→ Exercise description: Look below. Copy each line that has "brush" in it.

——————————

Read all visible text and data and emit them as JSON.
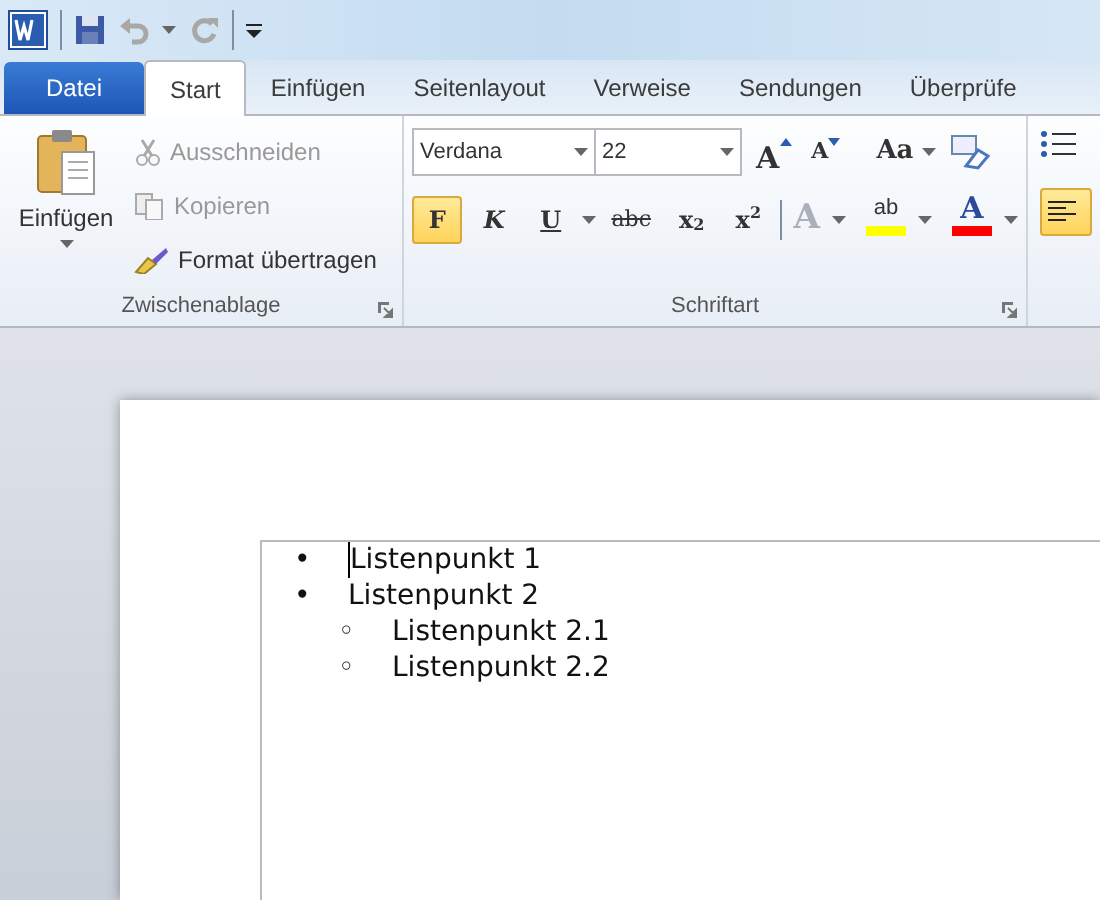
{
  "quick_access": [
    {
      "kind": "save"
    },
    {
      "kind": "undo",
      "disabled": true
    },
    {
      "kind": "redo",
      "disabled": true
    }
  ],
  "tabs": [
    {
      "label": "Datei",
      "kind": "file",
      "selected": false
    },
    {
      "label": "Start",
      "kind": "tab",
      "selected": true
    },
    {
      "label": "Einfügen",
      "kind": "tab",
      "selected": false
    },
    {
      "label": "Seitenlayout",
      "kind": "tab",
      "selected": false
    },
    {
      "label": "Verweise",
      "kind": "tab",
      "selected": false
    },
    {
      "label": "Sendungen",
      "kind": "tab",
      "selected": false
    },
    {
      "label": "Überprüfe",
      "kind": "tab",
      "selected": false
    }
  ],
  "clipboard": {
    "title": "Zwischenablage",
    "paste": "Einfügen",
    "actions": [
      {
        "label": "Ausschneiden",
        "kind": "cut",
        "disabled": true
      },
      {
        "label": "Kopieren",
        "kind": "copy",
        "disabled": true
      },
      {
        "label": "Format übertragen",
        "kind": "brush",
        "disabled": false
      }
    ]
  },
  "font": {
    "title": "Schriftart",
    "family": "Verdana",
    "size": "22",
    "grow": "A",
    "shrink": "A",
    "case": "Aa",
    "buttons": [
      {
        "label": "F",
        "kind": "bold",
        "selected": true
      },
      {
        "label": "K",
        "kind": "italic",
        "selected": false
      },
      {
        "label": "U",
        "kind": "underline",
        "selected": false
      },
      {
        "label": "abc",
        "kind": "strike",
        "selected": false
      },
      {
        "label": "x$_{2}$",
        "kind": "sub",
        "selected": false
      },
      {
        "label": "x$^{2}$",
        "kind": "sup",
        "selected": false
      }
    ],
    "effects": {
      "label": "A",
      "disabled": true
    },
    "highlight": {
      "label": "ab",
      "color": "#ffff00"
    },
    "font_color": {
      "label": "A",
      "color": "#ff0000"
    }
  },
  "paragraph": {
    "align_left_selected": true
  },
  "document": {
    "list": [
      {
        "bullet": "•",
        "text": "Listenpunkt 1"
      },
      {
        "bullet": "•",
        "text": "Listenpunkt 2",
        "children": [
          {
            "bullet": "◦",
            "text": "Listenpunkt 2.1"
          },
          {
            "bullet": "◦",
            "text": "Listenpunkt 2.2"
          }
        ]
      }
    ]
  }
}
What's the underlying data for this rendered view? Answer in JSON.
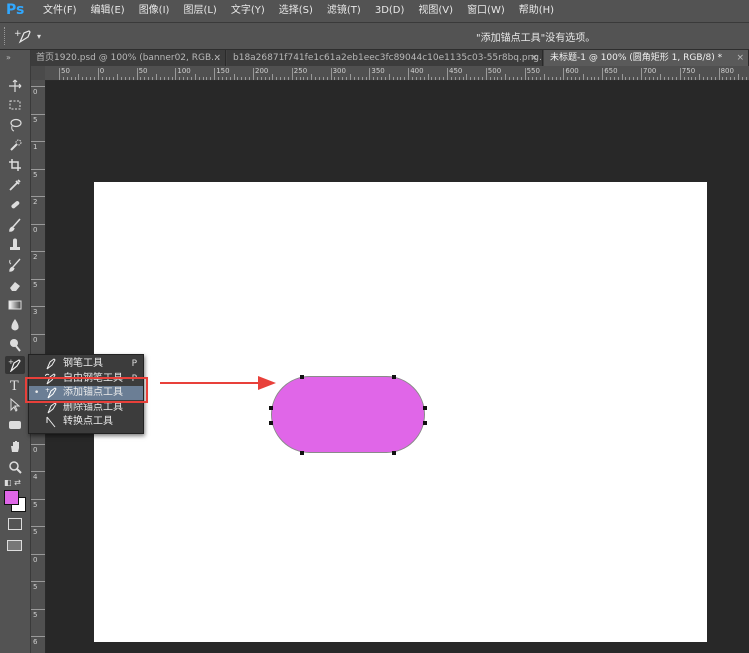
{
  "app": {
    "logo": "Ps"
  },
  "menu": [
    "文件(F)",
    "编辑(E)",
    "图像(I)",
    "图层(L)",
    "文字(Y)",
    "选择(S)",
    "滤镜(T)",
    "3D(D)",
    "视图(V)",
    "窗口(W)",
    "帮助(H)"
  ],
  "options_bar": {
    "status": "\"添加锚点工具\"没有选项。",
    "tool_icon": "add-anchor-pen-icon"
  },
  "tabs": [
    {
      "label": "首页1920.psd @ 100% (banner02, RGB...",
      "close": "×",
      "active": false
    },
    {
      "label": "b18a26871f741fe1c61a2eb1eec3fc89044c10e1135c03-55r8bq.png...",
      "close": "×",
      "active": false
    },
    {
      "label": "未标题-1 @ 100% (圆角矩形 1, RGB/8) *",
      "close": "×",
      "active": true
    }
  ],
  "ruler": {
    "top_labels": [
      "50",
      "0",
      "50",
      "100",
      "150",
      "200",
      "250",
      "300",
      "350",
      "400",
      "450",
      "500",
      "550",
      "600",
      "650",
      "700",
      "750",
      "800"
    ],
    "left_labels": [
      "0",
      "5",
      "1",
      "5",
      "2",
      "0",
      "2",
      "5",
      "3",
      "0",
      "3",
      "5",
      "4",
      "0",
      "4",
      "5",
      "5",
      "0",
      "5",
      "5",
      "6"
    ]
  },
  "toolbar": {
    "tools": [
      "move-icon",
      "marquee-icon",
      "lasso-icon",
      "quick-select-icon",
      "crop-icon",
      "eyedropper-icon",
      "healing-brush-icon",
      "brush-icon",
      "clone-stamp-icon",
      "history-brush-icon",
      "eraser-icon",
      "gradient-icon",
      "blur-icon",
      "dodge-icon",
      "pen-icon",
      "type-icon",
      "path-select-icon",
      "rectangle-icon",
      "hand-icon",
      "zoom-icon"
    ],
    "foreground_color": "#e066e8",
    "background_color": "#ffffff"
  },
  "flyout": {
    "items": [
      {
        "label": "钢笔工具",
        "key": "P",
        "icon": "pen-icon",
        "selected": false
      },
      {
        "label": "自由钢笔工具",
        "key": "P",
        "icon": "freeform-pen-icon",
        "selected": false
      },
      {
        "label": "添加锚点工具",
        "key": "",
        "icon": "add-anchor-point-icon",
        "selected": true,
        "bullet": "•"
      },
      {
        "label": "删除锚点工具",
        "key": "",
        "icon": "delete-anchor-point-icon",
        "selected": false
      },
      {
        "label": "转换点工具",
        "key": "",
        "icon": "convert-point-icon",
        "selected": false
      }
    ]
  },
  "canvas": {
    "background": "#ffffff",
    "shape": {
      "type": "rounded-rectangle",
      "fill": "#e066e8",
      "stroke": "#8a8a8a"
    }
  },
  "annotation": {
    "color": "#e8403a"
  }
}
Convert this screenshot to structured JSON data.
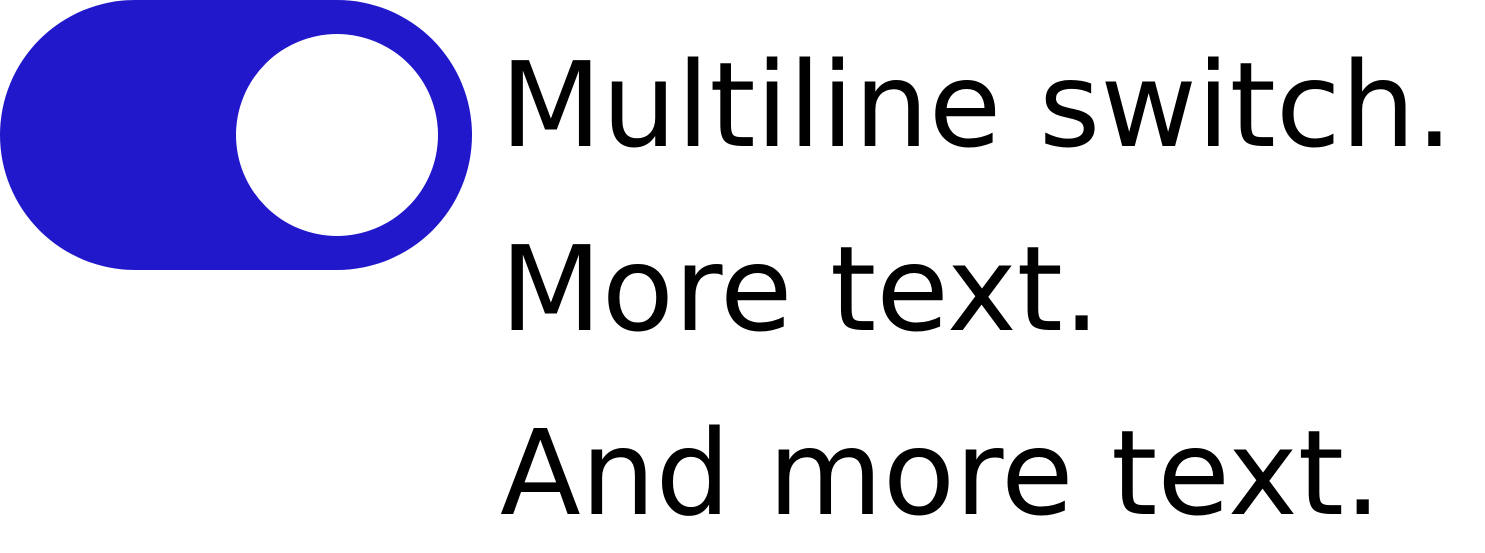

——————————

→ Result for this task:
        "kind": "brush",
      "healing-brush-icon",
      "brush-icon",
      "history-brush-icon",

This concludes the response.